■ **What you have to do**
Transcribe the material exactly. Images do not belong in the copy.

■ **Data for the task**
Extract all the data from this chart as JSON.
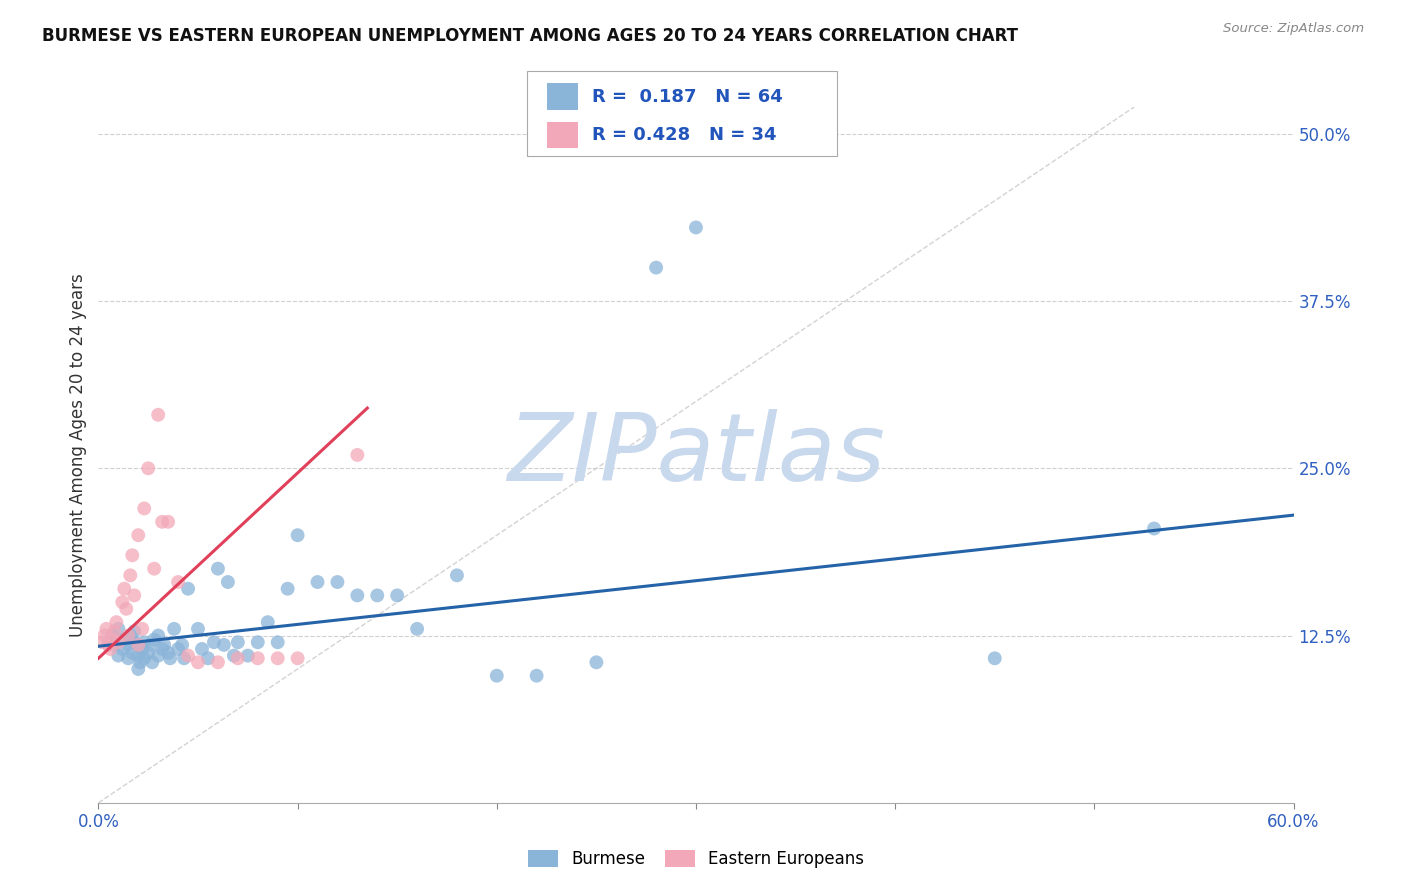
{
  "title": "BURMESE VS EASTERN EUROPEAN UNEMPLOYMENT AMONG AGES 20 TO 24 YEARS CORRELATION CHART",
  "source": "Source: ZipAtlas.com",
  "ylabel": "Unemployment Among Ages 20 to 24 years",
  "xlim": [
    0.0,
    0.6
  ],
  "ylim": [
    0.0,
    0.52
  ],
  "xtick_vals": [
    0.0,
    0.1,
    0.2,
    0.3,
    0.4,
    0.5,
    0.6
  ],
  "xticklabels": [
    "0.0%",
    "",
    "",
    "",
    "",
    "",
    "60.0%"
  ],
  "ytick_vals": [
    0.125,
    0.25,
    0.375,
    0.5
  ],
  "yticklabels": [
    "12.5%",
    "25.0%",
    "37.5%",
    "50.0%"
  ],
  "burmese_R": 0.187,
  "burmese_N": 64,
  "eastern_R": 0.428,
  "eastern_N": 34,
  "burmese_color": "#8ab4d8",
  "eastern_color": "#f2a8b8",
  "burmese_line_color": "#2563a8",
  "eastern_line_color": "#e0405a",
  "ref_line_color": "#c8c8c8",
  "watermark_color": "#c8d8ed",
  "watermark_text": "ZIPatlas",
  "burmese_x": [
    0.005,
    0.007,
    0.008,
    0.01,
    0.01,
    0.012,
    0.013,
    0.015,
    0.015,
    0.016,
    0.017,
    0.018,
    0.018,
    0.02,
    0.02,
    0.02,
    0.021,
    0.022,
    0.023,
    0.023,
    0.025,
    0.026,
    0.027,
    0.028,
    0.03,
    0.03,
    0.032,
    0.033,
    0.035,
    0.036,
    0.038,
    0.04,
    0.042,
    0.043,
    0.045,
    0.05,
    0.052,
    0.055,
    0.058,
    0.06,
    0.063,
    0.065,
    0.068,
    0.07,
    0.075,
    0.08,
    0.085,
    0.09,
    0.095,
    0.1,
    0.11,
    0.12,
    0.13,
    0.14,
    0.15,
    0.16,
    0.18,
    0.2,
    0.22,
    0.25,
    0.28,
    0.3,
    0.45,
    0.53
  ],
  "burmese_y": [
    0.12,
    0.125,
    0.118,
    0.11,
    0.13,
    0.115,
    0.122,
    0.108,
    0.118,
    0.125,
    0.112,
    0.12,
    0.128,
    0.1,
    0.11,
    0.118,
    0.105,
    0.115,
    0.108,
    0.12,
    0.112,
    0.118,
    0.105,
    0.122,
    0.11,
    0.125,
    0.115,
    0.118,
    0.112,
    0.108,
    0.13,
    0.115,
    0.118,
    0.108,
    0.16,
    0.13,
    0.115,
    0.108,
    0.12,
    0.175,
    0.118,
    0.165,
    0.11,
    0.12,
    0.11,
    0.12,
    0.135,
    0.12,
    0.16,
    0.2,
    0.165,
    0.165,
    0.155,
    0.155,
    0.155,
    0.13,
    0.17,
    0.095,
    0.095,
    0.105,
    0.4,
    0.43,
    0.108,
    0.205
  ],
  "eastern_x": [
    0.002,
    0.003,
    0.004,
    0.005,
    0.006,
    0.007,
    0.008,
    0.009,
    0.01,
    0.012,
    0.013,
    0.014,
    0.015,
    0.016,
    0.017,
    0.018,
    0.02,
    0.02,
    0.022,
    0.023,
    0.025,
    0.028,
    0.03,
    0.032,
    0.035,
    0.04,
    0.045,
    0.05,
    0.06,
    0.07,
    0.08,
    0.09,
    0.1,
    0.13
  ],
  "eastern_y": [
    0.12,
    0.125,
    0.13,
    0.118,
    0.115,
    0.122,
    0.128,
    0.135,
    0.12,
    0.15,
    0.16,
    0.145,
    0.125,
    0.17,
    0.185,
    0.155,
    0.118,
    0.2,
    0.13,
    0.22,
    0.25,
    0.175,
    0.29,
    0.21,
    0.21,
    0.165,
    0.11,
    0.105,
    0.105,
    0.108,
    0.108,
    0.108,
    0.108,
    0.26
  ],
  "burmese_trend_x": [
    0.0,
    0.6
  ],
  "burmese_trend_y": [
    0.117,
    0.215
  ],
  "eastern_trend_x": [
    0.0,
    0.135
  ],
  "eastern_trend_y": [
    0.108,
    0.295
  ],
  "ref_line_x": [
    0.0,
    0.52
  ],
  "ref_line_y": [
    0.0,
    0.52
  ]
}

■ **Response to this task**
Extract all the data from this chart as JSON.
{
  "title": "BURMESE VS EASTERN EUROPEAN UNEMPLOYMENT AMONG AGES 20 TO 24 YEARS CORRELATION CHART",
  "source": "Source: ZipAtlas.com",
  "ylabel": "Unemployment Among Ages 20 to 24 years",
  "xlim": [
    0.0,
    0.6
  ],
  "ylim": [
    0.0,
    0.52
  ],
  "xtick_vals": [
    0.0,
    0.1,
    0.2,
    0.3,
    0.4,
    0.5,
    0.6
  ],
  "xticklabels": [
    "0.0%",
    "",
    "",
    "",
    "",
    "",
    "60.0%"
  ],
  "ytick_vals": [
    0.125,
    0.25,
    0.375,
    0.5
  ],
  "yticklabels": [
    "12.5%",
    "25.0%",
    "37.5%",
    "50.0%"
  ],
  "burmese_R": 0.187,
  "burmese_N": 64,
  "eastern_R": 0.428,
  "eastern_N": 34,
  "burmese_color": "#8ab4d8",
  "eastern_color": "#f2a8b8",
  "burmese_line_color": "#2563a8",
  "eastern_line_color": "#e0405a",
  "ref_line_color": "#c8c8c8",
  "watermark_color": "#c8d8ed",
  "watermark_text": "ZIPatlas",
  "burmese_x": [
    0.005,
    0.007,
    0.008,
    0.01,
    0.01,
    0.012,
    0.013,
    0.015,
    0.015,
    0.016,
    0.017,
    0.018,
    0.018,
    0.02,
    0.02,
    0.02,
    0.021,
    0.022,
    0.023,
    0.023,
    0.025,
    0.026,
    0.027,
    0.028,
    0.03,
    0.03,
    0.032,
    0.033,
    0.035,
    0.036,
    0.038,
    0.04,
    0.042,
    0.043,
    0.045,
    0.05,
    0.052,
    0.055,
    0.058,
    0.06,
    0.063,
    0.065,
    0.068,
    0.07,
    0.075,
    0.08,
    0.085,
    0.09,
    0.095,
    0.1,
    0.11,
    0.12,
    0.13,
    0.14,
    0.15,
    0.16,
    0.18,
    0.2,
    0.22,
    0.25,
    0.28,
    0.3,
    0.45,
    0.53
  ],
  "burmese_y": [
    0.12,
    0.125,
    0.118,
    0.11,
    0.13,
    0.115,
    0.122,
    0.108,
    0.118,
    0.125,
    0.112,
    0.12,
    0.128,
    0.1,
    0.11,
    0.118,
    0.105,
    0.115,
    0.108,
    0.12,
    0.112,
    0.118,
    0.105,
    0.122,
    0.11,
    0.125,
    0.115,
    0.118,
    0.112,
    0.108,
    0.13,
    0.115,
    0.118,
    0.108,
    0.16,
    0.13,
    0.115,
    0.108,
    0.12,
    0.175,
    0.118,
    0.165,
    0.11,
    0.12,
    0.11,
    0.12,
    0.135,
    0.12,
    0.16,
    0.2,
    0.165,
    0.165,
    0.155,
    0.155,
    0.155,
    0.13,
    0.17,
    0.095,
    0.095,
    0.105,
    0.4,
    0.43,
    0.108,
    0.205
  ],
  "eastern_x": [
    0.002,
    0.003,
    0.004,
    0.005,
    0.006,
    0.007,
    0.008,
    0.009,
    0.01,
    0.012,
    0.013,
    0.014,
    0.015,
    0.016,
    0.017,
    0.018,
    0.02,
    0.02,
    0.022,
    0.023,
    0.025,
    0.028,
    0.03,
    0.032,
    0.035,
    0.04,
    0.045,
    0.05,
    0.06,
    0.07,
    0.08,
    0.09,
    0.1,
    0.13
  ],
  "eastern_y": [
    0.12,
    0.125,
    0.13,
    0.118,
    0.115,
    0.122,
    0.128,
    0.135,
    0.12,
    0.15,
    0.16,
    0.145,
    0.125,
    0.17,
    0.185,
    0.155,
    0.118,
    0.2,
    0.13,
    0.22,
    0.25,
    0.175,
    0.29,
    0.21,
    0.21,
    0.165,
    0.11,
    0.105,
    0.105,
    0.108,
    0.108,
    0.108,
    0.108,
    0.26
  ],
  "burmese_trend_x": [
    0.0,
    0.6
  ],
  "burmese_trend_y": [
    0.117,
    0.215
  ],
  "eastern_trend_x": [
    0.0,
    0.135
  ],
  "eastern_trend_y": [
    0.108,
    0.295
  ],
  "ref_line_x": [
    0.0,
    0.52
  ],
  "ref_line_y": [
    0.0,
    0.52
  ]
}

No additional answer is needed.